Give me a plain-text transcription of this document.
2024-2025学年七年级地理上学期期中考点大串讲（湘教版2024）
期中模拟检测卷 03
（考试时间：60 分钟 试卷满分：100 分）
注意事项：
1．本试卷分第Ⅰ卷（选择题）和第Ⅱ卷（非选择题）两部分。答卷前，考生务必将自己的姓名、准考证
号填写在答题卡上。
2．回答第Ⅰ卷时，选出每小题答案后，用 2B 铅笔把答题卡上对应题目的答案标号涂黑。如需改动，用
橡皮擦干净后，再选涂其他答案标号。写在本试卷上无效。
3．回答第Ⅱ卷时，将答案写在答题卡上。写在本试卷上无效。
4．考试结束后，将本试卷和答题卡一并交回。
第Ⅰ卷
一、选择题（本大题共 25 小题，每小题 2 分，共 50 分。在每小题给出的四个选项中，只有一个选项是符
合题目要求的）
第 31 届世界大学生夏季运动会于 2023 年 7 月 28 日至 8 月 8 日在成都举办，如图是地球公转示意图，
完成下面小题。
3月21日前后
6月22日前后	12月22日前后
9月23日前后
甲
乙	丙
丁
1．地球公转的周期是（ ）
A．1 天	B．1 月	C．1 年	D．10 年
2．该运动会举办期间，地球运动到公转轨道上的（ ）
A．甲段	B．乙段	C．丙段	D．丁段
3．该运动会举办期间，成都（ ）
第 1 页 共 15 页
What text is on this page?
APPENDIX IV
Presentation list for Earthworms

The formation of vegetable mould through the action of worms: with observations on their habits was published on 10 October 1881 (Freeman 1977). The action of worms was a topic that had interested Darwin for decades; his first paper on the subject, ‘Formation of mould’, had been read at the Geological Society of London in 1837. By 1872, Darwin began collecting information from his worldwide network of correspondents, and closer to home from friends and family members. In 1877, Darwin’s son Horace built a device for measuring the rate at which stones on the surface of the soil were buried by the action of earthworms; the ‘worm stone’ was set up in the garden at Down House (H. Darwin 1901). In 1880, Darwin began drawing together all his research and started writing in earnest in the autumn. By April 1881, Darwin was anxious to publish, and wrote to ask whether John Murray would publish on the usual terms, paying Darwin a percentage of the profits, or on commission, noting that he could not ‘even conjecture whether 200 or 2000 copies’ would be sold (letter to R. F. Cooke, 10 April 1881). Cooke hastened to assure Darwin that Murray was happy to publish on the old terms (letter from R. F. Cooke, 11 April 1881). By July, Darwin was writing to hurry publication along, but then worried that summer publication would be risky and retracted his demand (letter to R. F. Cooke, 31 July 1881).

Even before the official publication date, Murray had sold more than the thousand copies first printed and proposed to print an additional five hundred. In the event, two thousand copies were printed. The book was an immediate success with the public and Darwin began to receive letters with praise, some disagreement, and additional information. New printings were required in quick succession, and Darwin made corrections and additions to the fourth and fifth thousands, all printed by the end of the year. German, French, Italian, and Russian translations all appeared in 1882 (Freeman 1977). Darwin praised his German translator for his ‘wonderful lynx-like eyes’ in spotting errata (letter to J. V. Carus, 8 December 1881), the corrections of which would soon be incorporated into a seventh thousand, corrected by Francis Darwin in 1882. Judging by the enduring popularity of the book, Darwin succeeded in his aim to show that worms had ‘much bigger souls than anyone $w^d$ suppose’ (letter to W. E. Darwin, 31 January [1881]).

[EXERCISE AIM]: Restate each entry exactly, skipping none.

[RESPONSE BELOW]:
Give me a plain-text transcription of this document.
2024-2025学年七年级地理上学期期中考点大串讲（湘教版2024）
期中模拟检测卷 03
（考试时间：60 分钟 试卷满分：100 分）
注意事项：
1．本试卷分第Ⅰ卷（选择题）和第Ⅱ卷（非选择题）两部分。答卷前，考生务必将自己的姓名、准考证
号填写在答题卡上。
2．回答第Ⅰ卷时，选出每小题答案后，用 2B 铅笔把答题卡上对应题目的答案标号涂黑。如需改动，用
橡皮擦干净后，再选涂其他答案标号。写在本试卷上无效。
3．回答第Ⅱ卷时，将答案写在答题卡上。写在本试卷上无效。
4．考试结束后，将本试卷和答题卡一并交回。
第Ⅰ卷
一、选择题（本大题共 25 小题，每小题 2 分，共 50 分。在每小题给出的四个选项中，只有一个选项是符
合题目要求的）
第 31 届世界大学生夏季运动会于 2023 年 7 月 28 日至 8 月 8 日在成都举办，如图是地球公转示意图，
完成下面小题。
3月21日前后
6月22日前后	12月22日前后
9月23日前后
甲
乙	丙
丁
1．地球公转的周期是（ ）
A．1 天	B．1 月	C．1 年	D．10 年
2．该运动会举办期间，地球运动到公转轨道上的（ ）
A．甲段	B．乙段	C．丙段	D．丁段
3．该运动会举办期间，成都（ ）
第 1 页 共 15 页
What text is on this page?
APPENDIX IV
Presentation list for Earthworms

The formation of vegetable mould through the action of worms: with observations on their habits was published on 10 October 1881 (Freeman 1977). The action of worms was a topic that had interested Darwin for decades; his first paper on the subject, ‘Formation of mould’, had been read at the Geological Society of London in 1837. By 1872, Darwin began collecting information from his worldwide network of correspondents, and closer to home from friends and family members. In 1877, Darwin’s son Horace built a device for measuring the rate at which stones on the surface of the soil were buried by the action of earthworms; the ‘worm stone’ was set up in the garden at Down House (H. Darwin 1901). In 1880, Darwin began drawing together all his research and started writing in earnest in the autumn. By April 1881, Darwin was anxious to publish, and wrote to ask whether John Murray would publish on the usual terms, paying Darwin a percentage of the profits, or on commission, noting that he could not ‘even conjecture whether 200 or 2000 copies’ would be sold (letter to R. F. Cooke, 10 April 1881). Cooke hastened to assure Darwin that Murray was happy to publish on the old terms (letter from R. F. Cooke, 11 April 1881). By July, Darwin was writing to hurry publication along, but then worried that summer publication would be risky and retracted his demand (letter to R. F. Cooke, 31 July 1881).

Even before the official publication date, Murray had sold more than the thousand copies first printed and proposed to print an additional five hundred. In the event, two thousand copies were printed. The book was an immediate success with the public and Darwin began to receive letters with praise, some disagreement, and additional information. New printings were required in quick succession, and Darwin made corrections and additions to the fourth and fifth thousands, all printed by the end of the year. German, French, Italian, and Russian translations all appeared in 1882 (Freeman 1977). Darwin praised his German translator for his ‘wonderful lynx-like eyes’ in spotting errata (letter to J. V. Carus, 8 December 1881), the corrections of which would soon be incorporated into a seventh thousand, corrected by Francis Darwin in 1882. Judging by the enduring popularity of the book, Darwin succeeded in his aim to show that worms had ‘much bigger souls than anyone $w^d$ suppose’ (letter to W. E. Darwin, 31 January [1881]).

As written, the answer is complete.